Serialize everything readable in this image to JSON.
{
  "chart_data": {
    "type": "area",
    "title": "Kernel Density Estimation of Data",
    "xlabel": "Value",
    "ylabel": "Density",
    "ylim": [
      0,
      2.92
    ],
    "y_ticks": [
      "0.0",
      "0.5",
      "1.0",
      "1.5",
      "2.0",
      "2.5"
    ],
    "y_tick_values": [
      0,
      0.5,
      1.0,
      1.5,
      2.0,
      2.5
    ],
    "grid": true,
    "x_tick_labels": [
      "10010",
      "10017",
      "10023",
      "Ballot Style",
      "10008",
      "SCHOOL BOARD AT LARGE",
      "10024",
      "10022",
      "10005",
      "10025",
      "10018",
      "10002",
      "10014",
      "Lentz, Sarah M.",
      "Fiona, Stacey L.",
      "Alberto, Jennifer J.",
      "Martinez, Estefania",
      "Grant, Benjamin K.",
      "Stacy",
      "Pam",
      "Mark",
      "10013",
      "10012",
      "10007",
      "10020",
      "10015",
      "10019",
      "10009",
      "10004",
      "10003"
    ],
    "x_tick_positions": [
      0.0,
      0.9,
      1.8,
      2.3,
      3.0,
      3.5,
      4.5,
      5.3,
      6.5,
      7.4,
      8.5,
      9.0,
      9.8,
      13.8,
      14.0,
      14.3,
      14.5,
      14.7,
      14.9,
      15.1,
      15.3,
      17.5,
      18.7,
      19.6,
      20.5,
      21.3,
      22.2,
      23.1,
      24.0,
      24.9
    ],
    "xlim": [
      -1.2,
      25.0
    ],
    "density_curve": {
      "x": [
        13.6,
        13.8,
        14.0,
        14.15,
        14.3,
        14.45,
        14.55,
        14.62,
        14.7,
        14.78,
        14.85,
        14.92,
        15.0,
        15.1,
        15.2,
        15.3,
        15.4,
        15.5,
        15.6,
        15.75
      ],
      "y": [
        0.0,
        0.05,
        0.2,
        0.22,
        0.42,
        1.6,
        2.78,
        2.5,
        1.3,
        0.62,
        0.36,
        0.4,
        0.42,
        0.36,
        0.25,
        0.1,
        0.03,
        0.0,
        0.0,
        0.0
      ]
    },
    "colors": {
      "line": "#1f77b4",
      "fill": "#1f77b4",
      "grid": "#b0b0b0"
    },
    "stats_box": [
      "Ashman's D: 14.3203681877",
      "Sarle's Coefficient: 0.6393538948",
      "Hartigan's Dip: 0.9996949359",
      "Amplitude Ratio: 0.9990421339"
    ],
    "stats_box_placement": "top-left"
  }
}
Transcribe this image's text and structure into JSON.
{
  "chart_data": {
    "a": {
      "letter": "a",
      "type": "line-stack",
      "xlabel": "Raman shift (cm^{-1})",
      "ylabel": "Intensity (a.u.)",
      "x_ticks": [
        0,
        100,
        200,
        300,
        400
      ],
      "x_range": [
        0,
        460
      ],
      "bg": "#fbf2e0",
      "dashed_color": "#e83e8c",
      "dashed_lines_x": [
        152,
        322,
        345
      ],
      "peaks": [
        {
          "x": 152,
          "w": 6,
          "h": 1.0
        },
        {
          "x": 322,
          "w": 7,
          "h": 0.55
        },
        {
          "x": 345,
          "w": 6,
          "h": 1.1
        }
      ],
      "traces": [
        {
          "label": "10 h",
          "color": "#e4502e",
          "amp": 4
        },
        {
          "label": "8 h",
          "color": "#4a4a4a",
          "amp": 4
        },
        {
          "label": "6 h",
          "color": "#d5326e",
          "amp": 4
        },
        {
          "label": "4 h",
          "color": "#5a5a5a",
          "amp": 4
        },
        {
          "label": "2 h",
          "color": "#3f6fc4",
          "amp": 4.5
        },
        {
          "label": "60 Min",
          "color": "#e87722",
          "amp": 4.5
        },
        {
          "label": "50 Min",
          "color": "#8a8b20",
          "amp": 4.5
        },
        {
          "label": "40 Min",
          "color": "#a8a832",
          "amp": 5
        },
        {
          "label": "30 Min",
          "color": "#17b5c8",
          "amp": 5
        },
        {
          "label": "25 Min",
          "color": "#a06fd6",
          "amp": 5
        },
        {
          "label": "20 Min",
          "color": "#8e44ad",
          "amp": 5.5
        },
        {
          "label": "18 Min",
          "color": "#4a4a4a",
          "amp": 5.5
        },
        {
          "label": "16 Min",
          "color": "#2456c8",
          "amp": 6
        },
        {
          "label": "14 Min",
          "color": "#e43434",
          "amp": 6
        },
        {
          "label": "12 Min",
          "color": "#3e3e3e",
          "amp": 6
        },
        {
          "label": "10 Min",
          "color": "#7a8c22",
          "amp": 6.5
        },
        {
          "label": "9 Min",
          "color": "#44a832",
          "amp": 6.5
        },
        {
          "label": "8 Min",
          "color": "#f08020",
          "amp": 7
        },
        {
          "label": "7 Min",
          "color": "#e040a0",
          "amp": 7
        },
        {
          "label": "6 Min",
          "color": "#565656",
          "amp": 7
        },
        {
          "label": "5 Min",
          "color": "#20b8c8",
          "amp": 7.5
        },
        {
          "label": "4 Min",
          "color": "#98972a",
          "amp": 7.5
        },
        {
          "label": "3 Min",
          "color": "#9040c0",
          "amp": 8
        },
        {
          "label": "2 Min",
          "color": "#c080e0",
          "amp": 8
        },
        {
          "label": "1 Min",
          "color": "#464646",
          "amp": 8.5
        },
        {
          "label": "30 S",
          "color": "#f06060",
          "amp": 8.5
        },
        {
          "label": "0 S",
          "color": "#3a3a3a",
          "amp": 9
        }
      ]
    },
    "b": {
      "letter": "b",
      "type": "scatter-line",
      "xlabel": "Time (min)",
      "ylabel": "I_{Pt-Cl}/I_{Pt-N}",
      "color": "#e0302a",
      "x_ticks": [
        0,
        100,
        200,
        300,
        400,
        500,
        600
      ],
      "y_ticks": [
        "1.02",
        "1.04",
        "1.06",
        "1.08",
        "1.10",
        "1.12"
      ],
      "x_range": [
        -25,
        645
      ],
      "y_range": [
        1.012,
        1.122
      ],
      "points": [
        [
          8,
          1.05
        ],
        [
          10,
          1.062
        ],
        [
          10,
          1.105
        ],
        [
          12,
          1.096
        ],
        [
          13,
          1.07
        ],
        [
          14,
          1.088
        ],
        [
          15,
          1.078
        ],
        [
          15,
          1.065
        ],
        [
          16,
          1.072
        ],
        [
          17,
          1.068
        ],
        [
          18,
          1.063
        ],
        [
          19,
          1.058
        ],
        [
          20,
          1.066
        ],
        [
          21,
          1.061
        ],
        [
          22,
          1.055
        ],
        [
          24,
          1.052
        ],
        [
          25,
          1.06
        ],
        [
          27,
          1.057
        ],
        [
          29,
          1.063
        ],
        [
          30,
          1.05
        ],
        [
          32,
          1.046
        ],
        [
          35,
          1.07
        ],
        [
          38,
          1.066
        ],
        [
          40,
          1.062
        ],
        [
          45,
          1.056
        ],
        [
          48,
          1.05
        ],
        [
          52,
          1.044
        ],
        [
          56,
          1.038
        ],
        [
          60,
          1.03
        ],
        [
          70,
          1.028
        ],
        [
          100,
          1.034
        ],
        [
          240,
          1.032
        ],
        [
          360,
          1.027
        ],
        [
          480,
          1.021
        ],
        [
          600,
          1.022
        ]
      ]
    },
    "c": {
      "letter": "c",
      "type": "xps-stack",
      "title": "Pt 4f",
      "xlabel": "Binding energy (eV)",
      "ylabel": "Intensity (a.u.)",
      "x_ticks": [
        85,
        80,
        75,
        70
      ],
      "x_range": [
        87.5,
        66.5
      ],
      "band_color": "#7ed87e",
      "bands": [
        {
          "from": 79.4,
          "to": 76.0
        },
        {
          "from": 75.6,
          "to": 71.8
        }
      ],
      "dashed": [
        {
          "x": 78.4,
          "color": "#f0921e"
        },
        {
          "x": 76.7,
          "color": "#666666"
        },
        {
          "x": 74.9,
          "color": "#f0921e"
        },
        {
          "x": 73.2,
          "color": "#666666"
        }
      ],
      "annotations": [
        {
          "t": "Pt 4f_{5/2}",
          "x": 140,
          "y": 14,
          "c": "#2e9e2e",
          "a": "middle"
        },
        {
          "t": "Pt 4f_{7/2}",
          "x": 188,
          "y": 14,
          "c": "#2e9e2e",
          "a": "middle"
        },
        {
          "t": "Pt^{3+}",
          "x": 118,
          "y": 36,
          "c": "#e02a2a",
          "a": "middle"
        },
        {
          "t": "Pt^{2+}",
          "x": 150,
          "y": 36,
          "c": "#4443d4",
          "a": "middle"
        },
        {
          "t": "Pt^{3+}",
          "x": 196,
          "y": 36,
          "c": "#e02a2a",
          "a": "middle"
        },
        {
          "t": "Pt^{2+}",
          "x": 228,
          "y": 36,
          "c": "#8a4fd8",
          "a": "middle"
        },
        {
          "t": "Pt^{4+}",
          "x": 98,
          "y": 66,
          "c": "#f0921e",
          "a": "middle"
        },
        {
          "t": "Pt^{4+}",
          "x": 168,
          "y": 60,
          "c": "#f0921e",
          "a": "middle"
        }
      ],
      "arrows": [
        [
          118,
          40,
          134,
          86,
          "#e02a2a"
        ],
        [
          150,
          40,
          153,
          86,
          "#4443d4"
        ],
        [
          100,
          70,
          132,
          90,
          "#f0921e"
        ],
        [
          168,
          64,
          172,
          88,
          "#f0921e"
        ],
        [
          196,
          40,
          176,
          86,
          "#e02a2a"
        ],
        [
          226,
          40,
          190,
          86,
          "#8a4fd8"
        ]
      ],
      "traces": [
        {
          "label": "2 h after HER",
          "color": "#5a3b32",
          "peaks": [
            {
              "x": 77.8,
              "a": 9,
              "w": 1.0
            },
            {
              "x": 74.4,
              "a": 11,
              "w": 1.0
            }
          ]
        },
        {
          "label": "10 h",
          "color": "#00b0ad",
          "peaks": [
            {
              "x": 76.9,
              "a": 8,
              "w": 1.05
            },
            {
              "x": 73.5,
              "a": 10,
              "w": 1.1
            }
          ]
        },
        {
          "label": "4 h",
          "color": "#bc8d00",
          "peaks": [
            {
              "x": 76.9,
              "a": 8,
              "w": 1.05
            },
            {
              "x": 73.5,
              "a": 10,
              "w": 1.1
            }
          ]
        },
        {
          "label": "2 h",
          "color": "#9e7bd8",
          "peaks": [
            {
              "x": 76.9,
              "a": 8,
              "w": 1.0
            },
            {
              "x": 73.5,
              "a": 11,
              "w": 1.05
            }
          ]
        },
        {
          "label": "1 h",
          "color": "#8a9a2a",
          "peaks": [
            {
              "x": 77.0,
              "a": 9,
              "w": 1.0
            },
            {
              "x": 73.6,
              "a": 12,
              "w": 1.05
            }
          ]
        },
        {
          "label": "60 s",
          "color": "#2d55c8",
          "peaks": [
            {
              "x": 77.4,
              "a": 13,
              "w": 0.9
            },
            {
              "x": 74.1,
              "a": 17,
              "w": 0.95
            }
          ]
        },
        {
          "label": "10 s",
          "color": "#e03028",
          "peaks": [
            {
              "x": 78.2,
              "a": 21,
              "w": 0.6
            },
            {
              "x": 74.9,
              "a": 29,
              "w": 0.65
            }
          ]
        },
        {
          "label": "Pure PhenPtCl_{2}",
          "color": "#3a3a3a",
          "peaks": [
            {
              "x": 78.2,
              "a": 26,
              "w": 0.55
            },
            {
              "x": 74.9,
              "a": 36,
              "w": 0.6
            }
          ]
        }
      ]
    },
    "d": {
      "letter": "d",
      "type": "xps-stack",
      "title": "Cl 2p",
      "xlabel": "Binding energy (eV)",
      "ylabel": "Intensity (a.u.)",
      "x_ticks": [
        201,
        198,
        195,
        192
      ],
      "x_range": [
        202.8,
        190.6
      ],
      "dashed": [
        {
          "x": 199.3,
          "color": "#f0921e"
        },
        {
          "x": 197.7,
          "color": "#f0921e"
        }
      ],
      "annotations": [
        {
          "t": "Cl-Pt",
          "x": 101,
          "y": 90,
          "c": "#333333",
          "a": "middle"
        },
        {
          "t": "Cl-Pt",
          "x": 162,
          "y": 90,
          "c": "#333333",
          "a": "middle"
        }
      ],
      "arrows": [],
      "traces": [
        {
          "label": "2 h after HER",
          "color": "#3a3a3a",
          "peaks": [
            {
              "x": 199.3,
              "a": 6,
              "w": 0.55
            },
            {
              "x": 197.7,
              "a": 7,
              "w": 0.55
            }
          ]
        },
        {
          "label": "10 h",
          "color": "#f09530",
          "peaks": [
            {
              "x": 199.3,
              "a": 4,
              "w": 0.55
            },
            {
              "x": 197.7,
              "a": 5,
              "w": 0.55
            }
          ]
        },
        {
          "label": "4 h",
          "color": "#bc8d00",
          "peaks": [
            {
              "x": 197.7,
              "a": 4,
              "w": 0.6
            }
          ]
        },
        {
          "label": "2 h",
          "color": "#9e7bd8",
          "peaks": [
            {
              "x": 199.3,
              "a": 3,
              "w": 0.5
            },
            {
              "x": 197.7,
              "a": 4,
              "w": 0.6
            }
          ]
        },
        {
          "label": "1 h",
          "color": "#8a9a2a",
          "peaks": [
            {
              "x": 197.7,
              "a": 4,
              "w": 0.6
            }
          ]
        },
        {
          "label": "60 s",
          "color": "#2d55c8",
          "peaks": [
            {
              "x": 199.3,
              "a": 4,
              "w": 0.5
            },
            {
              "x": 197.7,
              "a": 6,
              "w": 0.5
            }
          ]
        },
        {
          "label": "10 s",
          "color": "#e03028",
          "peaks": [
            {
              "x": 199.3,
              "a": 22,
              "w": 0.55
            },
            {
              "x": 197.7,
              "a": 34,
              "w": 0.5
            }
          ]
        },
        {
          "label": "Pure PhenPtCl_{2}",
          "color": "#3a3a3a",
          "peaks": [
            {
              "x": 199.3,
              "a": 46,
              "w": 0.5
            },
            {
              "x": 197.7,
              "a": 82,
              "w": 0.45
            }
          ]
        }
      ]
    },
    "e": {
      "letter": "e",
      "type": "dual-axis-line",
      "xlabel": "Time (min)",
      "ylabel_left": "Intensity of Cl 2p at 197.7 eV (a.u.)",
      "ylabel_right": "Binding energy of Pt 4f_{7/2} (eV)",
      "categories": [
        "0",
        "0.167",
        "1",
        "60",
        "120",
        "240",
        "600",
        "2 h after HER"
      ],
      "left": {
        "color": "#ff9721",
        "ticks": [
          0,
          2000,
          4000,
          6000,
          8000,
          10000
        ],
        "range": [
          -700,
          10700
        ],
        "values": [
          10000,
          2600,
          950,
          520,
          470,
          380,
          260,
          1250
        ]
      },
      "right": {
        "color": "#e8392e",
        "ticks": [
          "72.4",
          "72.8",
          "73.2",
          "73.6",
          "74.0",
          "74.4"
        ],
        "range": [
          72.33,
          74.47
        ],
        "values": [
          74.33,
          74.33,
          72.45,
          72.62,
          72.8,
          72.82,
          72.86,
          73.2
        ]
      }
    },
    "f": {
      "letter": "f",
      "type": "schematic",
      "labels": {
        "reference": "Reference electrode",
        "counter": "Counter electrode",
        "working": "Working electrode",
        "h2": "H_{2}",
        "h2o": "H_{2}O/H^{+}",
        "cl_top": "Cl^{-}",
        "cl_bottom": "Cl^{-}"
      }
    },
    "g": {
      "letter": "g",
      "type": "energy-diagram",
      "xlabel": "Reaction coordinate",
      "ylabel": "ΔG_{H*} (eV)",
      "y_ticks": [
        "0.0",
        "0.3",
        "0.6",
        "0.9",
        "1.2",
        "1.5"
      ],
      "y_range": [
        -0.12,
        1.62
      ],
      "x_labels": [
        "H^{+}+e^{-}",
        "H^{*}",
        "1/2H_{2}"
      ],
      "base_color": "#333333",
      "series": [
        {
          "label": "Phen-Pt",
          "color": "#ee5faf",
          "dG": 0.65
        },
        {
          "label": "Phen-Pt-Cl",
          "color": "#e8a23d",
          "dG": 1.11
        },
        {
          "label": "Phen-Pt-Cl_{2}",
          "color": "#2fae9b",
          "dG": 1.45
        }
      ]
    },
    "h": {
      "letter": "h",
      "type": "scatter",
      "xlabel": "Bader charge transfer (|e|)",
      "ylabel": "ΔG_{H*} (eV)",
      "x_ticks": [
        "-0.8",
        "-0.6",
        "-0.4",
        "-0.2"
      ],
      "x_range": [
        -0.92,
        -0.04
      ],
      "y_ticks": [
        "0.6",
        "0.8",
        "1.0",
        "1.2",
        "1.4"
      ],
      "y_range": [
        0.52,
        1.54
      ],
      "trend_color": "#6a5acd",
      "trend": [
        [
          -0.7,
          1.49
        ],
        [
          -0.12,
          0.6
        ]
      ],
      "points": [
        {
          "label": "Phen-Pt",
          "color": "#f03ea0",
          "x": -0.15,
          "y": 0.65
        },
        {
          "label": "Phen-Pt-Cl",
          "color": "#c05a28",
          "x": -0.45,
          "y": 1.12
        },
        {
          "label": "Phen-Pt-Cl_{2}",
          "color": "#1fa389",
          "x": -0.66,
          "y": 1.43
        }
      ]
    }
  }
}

==================================================

**Work required**: Where a line contains "xlabel", copy that line.

**Answer to the problem**:
    "xlabel": "Value",
      "xlabel": "Raman shift (cm^{-1})",
      "xlabel": "Time (min)",
      "xlabel": "Binding energy (eV)",
      "xlabel": "Binding energy (eV)",
      "xlabel": "Time (min)",
      "xlabel": "Reaction coordinate",
      "xlabel": "Bader charge transfer (|e|)",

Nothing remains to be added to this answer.